Using the data below, gather each line that includes the word "came".
── Given entries
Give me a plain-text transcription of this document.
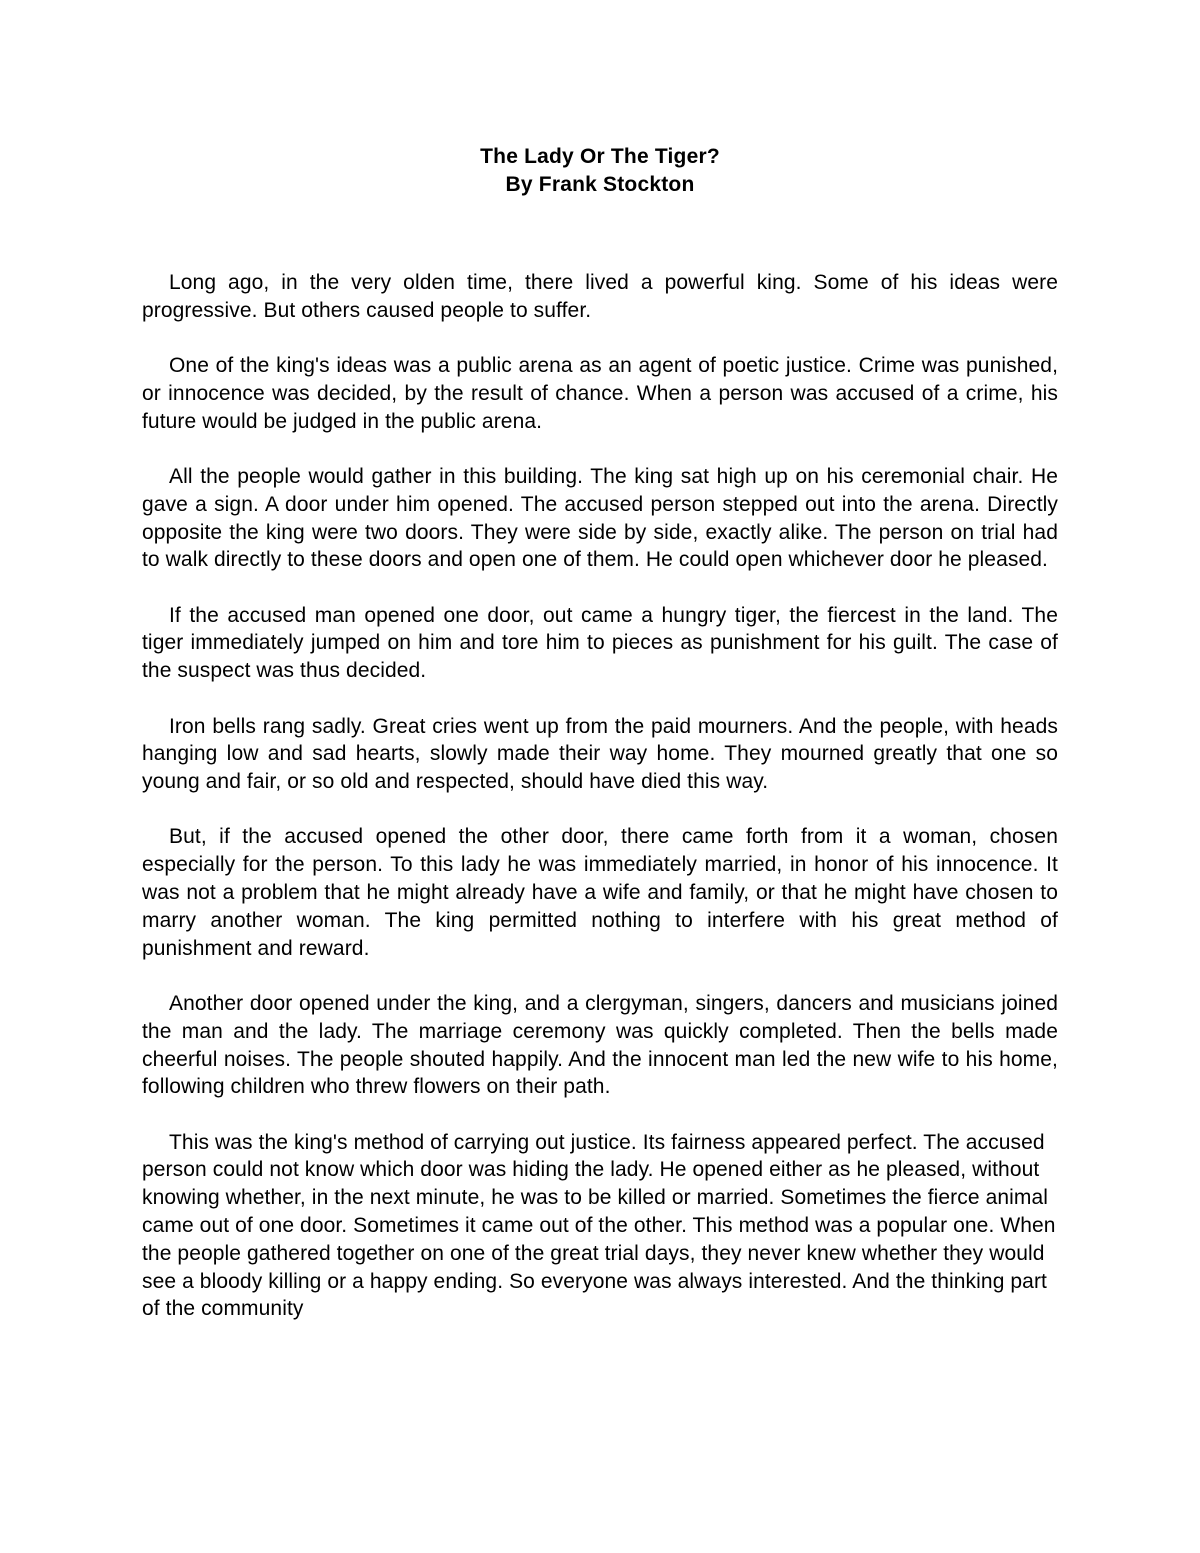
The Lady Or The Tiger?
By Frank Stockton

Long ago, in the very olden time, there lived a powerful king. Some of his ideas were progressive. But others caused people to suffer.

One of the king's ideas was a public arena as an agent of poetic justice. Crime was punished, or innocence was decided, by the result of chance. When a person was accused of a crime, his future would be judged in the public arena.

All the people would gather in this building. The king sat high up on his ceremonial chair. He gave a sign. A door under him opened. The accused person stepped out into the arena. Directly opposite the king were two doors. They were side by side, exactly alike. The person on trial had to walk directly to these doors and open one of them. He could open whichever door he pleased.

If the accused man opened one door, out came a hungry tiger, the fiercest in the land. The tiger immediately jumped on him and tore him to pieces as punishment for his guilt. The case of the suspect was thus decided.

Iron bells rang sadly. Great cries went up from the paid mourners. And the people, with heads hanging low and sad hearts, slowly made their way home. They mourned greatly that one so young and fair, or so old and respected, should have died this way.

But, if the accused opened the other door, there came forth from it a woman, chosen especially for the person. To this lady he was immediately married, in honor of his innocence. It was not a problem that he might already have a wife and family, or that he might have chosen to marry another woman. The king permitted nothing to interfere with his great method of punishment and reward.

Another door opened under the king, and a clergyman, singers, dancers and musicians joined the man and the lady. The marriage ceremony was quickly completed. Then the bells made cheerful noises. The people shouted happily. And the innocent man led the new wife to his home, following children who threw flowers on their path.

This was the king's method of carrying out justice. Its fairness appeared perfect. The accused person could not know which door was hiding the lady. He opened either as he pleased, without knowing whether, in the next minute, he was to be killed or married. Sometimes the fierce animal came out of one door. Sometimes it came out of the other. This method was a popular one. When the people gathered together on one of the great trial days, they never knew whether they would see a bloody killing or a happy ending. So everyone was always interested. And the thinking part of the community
────
── Given entries
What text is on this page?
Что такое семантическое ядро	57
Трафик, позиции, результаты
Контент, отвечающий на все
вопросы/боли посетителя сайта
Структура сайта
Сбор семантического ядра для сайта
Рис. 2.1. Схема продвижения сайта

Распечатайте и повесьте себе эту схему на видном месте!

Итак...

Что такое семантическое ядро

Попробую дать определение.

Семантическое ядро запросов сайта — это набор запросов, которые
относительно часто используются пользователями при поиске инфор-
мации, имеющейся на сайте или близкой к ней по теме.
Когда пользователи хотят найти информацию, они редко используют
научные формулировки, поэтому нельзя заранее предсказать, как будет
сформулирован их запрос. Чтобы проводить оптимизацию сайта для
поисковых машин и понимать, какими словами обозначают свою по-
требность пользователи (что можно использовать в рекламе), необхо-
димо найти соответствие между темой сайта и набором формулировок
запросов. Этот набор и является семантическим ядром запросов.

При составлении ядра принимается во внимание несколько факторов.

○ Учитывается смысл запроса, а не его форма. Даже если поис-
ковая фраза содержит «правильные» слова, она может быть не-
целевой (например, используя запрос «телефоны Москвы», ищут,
────
- [Exercise solution]
If the accused man opened one door, out came a hungry tiger, the fiercest in the land. The tiger immediately jumped on him and tore him to pieces as punishment for his guilt. The case of the suspect was thus decided.
But, if the accused opened the other door, there came forth from it a woman, chosen especially for the person. To this lady he was immediately married, in honor of his innocence. It was not a problem that he might already have a wife and family, or that he might have chosen to marry another woman. The king permitted nothing to interfere with his great method of punishment and reward.
This was the king's method of carrying out justice. Its fairness appeared perfect. The accused person could not know which door was hiding the lady. He opened either as he pleased, without knowing whether, in the next minute, he was to be killed or married. Sometimes the fierce animal came out of one door. Sometimes it came out of the other. This method was a popular one. When the people gathered together on one of the great trial days, they never knew whether they would see a bloody killing or a happy ending. So everyone was always interested. And the thinking part of the community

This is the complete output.